The problem >>
Write out each record again exactly as it stands.

[Data listing]
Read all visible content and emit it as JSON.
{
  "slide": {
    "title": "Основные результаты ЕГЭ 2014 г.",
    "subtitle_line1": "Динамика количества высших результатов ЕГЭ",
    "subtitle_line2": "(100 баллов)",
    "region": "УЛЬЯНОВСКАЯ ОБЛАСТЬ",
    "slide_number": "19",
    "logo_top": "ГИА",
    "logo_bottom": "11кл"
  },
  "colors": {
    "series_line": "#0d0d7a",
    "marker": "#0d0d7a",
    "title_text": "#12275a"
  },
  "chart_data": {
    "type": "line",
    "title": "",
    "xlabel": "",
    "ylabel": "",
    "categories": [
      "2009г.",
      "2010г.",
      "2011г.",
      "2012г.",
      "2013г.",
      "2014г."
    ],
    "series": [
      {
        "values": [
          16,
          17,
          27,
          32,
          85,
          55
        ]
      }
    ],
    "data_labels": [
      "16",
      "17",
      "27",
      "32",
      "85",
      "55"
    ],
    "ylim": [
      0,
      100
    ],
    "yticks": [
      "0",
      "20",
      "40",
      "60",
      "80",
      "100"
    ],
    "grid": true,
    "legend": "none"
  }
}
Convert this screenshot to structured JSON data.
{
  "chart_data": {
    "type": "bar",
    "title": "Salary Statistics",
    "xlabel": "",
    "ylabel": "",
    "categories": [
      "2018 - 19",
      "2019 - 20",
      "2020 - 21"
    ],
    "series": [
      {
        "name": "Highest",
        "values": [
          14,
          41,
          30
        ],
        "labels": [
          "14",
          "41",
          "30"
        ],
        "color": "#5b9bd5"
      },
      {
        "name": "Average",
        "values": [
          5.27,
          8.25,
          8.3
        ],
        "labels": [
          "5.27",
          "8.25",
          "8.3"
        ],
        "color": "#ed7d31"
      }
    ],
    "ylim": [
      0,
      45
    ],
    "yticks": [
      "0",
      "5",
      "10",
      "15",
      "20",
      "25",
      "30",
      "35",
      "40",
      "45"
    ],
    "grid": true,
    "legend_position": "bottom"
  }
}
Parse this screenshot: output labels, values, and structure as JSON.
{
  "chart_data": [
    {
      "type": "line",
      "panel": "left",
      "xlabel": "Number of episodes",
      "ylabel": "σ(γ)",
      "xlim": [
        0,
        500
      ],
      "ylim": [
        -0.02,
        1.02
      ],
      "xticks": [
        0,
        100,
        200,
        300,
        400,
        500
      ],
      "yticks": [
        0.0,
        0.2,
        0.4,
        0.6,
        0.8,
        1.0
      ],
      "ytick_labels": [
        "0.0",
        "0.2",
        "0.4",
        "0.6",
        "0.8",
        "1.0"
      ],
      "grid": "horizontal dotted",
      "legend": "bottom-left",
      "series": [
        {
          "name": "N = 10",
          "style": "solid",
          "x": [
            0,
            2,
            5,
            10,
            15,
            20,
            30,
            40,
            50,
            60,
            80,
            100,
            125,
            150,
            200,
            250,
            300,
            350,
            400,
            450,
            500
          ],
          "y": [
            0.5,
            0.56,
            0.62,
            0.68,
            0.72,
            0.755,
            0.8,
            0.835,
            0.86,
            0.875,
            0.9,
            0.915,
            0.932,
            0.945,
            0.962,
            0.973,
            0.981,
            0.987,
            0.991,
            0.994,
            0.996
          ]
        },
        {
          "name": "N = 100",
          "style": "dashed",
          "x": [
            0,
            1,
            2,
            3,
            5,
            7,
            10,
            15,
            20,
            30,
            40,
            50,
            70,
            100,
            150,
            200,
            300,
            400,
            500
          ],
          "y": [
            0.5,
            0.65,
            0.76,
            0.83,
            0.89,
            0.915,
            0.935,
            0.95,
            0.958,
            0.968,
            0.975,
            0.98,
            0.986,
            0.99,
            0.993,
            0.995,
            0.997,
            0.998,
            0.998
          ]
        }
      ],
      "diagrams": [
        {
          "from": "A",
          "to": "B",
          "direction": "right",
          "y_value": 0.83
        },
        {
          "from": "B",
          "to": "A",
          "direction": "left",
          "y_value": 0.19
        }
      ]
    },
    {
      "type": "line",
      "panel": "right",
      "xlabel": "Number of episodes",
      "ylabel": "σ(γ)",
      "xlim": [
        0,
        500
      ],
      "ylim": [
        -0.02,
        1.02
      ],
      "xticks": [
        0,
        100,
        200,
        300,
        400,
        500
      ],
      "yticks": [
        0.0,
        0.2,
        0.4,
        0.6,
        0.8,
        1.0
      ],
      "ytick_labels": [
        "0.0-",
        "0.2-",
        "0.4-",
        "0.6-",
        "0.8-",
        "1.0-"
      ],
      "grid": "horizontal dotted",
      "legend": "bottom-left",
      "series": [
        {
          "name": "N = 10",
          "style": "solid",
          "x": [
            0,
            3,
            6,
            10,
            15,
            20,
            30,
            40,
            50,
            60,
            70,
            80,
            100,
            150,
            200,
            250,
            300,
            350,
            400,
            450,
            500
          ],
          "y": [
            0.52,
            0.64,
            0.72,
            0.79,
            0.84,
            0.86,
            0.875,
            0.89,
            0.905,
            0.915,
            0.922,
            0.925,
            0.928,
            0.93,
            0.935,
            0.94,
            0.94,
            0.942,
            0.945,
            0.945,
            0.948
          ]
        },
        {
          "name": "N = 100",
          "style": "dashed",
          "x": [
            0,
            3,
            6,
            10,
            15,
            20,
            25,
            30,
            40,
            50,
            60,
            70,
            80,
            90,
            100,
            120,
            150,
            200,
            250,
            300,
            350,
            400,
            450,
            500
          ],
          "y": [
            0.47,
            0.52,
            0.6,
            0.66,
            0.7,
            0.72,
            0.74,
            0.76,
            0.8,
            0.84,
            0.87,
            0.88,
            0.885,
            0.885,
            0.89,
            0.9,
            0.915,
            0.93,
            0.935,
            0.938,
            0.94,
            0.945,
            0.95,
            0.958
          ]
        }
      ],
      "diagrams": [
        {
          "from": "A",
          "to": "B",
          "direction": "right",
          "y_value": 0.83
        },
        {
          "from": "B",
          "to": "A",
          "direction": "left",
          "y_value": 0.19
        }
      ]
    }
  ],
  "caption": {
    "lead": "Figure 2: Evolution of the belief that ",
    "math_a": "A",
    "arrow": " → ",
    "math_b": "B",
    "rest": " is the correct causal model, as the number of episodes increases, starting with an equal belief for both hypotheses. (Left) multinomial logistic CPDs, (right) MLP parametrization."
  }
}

Solution to the problem >>
Read all visible content and emit it as JSON.
{
  "slide": {
    "title": "Основные результаты ЕГЭ 2014 г.",
    "subtitle_line1": "Динамика количества высших результатов ЕГЭ",
    "subtitle_line2": "(100 баллов)",
    "region": "УЛЬЯНОВСКАЯ ОБЛАСТЬ",
    "slide_number": "19",
    "logo_top": "ГИА",
    "logo_bottom": "11кл"
  },
  "colors": {
    "series_line": "#0d0d7a",
    "marker": "#0d0d7a",
    "title_text": "#12275a"
  },
  "chart_data": {
    "type": "line",
    "title": "",
    "xlabel": "",
    "ylabel": "",
    "categories": [
      "2009г.",
      "2010г.",
      "2011г.",
      "2012г.",
      "2013г.",
      "2014г."
    ],
    "series": [
      {
        "values": [
          16,
          17,
          27,
          32,
          85,
          55
        ]
      }
    ],
    "data_labels": [
      "16",
      "17",
      "27",
      "32",
      "85",
      "55"
    ],
    "ylim": [
      0,
      100
    ],
    "yticks": [
      "0",
      "20",
      "40",
      "60",
      "80",
      "100"
    ],
    "grid": true,
    "legend": "none"
  }
}
Convert this screenshot to structured JSON data.
{
  "chart_data": {
    "type": "bar",
    "title": "Salary Statistics",
    "xlabel": "",
    "ylabel": "",
    "categories": [
      "2018 - 19",
      "2019 - 20",
      "2020 - 21"
    ],
    "series": [
      {
        "name": "Highest",
        "values": [
          14,
          41,
          30
        ],
        "labels": [
          "14",
          "41",
          "30"
        ],
        "color": "#5b9bd5"
      },
      {
        "name": "Average",
        "values": [
          5.27,
          8.25,
          8.3
        ],
        "labels": [
          "5.27",
          "8.25",
          "8.3"
        ],
        "color": "#ed7d31"
      }
    ],
    "ylim": [
      0,
      45
    ],
    "yticks": [
      "0",
      "5",
      "10",
      "15",
      "20",
      "25",
      "30",
      "35",
      "40",
      "45"
    ],
    "grid": true,
    "legend_position": "bottom"
  }
}
Parse this screenshot: output labels, values, and structure as JSON.
{
  "chart_data": [
    {
      "type": "line",
      "panel": "left",
      "xlabel": "Number of episodes",
      "ylabel": "σ(γ)",
      "xlim": [
        0,
        500
      ],
      "ylim": [
        -0.02,
        1.02
      ],
      "xticks": [
        0,
        100,
        200,
        300,
        400,
        500
      ],
      "yticks": [
        0.0,
        0.2,
        0.4,
        0.6,
        0.8,
        1.0
      ],
      "ytick_labels": [
        "0.0",
        "0.2",
        "0.4",
        "0.6",
        "0.8",
        "1.0"
      ],
      "grid": "horizontal dotted",
      "legend": "bottom-left",
      "series": [
        {
          "name": "N = 10",
          "style": "solid",
          "x": [
            0,
            2,
            5,
            10,
            15,
            20,
            30,
            40,
            50,
            60,
            80,
            100,
            125,
            150,
            200,
            250,
            300,
            350,
            400,
            450,
            500
          ],
          "y": [
            0.5,
            0.56,
            0.62,
            0.68,
            0.72,
            0.755,
            0.8,
            0.835,
            0.86,
            0.875,
            0.9,
            0.915,
            0.932,
            0.945,
            0.962,
            0.973,
            0.981,
            0.987,
            0.991,
            0.994,
            0.996
          ]
        },
        {
          "name": "N = 100",
          "style": "dashed",
          "x": [
            0,
            1,
            2,
            3,
            5,
            7,
            10,
            15,
            20,
            30,
            40,
            50,
            70,
            100,
            150,
            200,
            300,
            400,
            500
          ],
          "y": [
            0.5,
            0.65,
            0.76,
            0.83,
            0.89,
            0.915,
            0.935,
            0.95,
            0.958,
            0.968,
            0.975,
            0.98,
            0.986,
            0.99,
            0.993,
            0.995,
            0.997,
            0.998,
            0.998
          ]
        }
      ],
      "diagrams": [
        {
          "from": "A",
          "to": "B",
          "direction": "right",
          "y_value": 0.83
        },
        {
          "from": "B",
          "to": "A",
          "direction": "left",
          "y_value": 0.19
        }
      ]
    },
    {
      "type": "line",
      "panel": "right",
      "xlabel": "Number of episodes",
      "ylabel": "σ(γ)",
      "xlim": [
        0,
        500
      ],
      "ylim": [
        -0.02,
        1.02
      ],
      "xticks": [
        0,
        100,
        200,
        300,
        400,
        500
      ],
      "yticks": [
        0.0,
        0.2,
        0.4,
        0.6,
        0.8,
        1.0
      ],
      "ytick_labels": [
        "0.0-",
        "0.2-",
        "0.4-",
        "0.6-",
        "0.8-",
        "1.0-"
      ],
      "grid": "horizontal dotted",
      "legend": "bottom-left",
      "series": [
        {
          "name": "N = 10",
          "style": "solid",
          "x": [
            0,
            3,
            6,
            10,
            15,
            20,
            30,
            40,
            50,
            60,
            70,
            80,
            100,
            150,
            200,
            250,
            300,
            350,
            400,
            450,
            500
          ],
          "y": [
            0.52,
            0.64,
            0.72,
            0.79,
            0.84,
            0.86,
            0.875,
            0.89,
            0.905,
            0.915,
            0.922,
            0.925,
            0.928,
            0.93,
            0.935,
            0.94,
            0.94,
            0.942,
            0.945,
            0.945,
            0.948
          ]
        },
        {
          "name": "N = 100",
          "style": "dashed",
          "x": [
            0,
            3,
            6,
            10,
            15,
            20,
            25,
            30,
            40,
            50,
            60,
            70,
            80,
            90,
            100,
            120,
            150,
            200,
            250,
            300,
            350,
            400,
            450,
            500
          ],
          "y": [
            0.47,
            0.52,
            0.6,
            0.66,
            0.7,
            0.72,
            0.74,
            0.76,
            0.8,
            0.84,
            0.87,
            0.88,
            0.885,
            0.885,
            0.89,
            0.9,
            0.915,
            0.93,
            0.935,
            0.938,
            0.94,
            0.945,
            0.95,
            0.958
          ]
        }
      ],
      "diagrams": [
        {
          "from": "A",
          "to": "B",
          "direction": "right",
          "y_value": 0.83
        },
        {
          "from": "B",
          "to": "A",
          "direction": "left",
          "y_value": 0.19
        }
      ]
    }
  ],
  "caption": {
    "lead": "Figure 2: Evolution of the belief that ",
    "math_a": "A",
    "arrow": " → ",
    "math_b": "B",
    "rest": " is the correct causal model, as the number of episodes increases, starting with an equal belief for both hypotheses. (Left) multinomial logistic CPDs, (right) MLP parametrization."
  }
}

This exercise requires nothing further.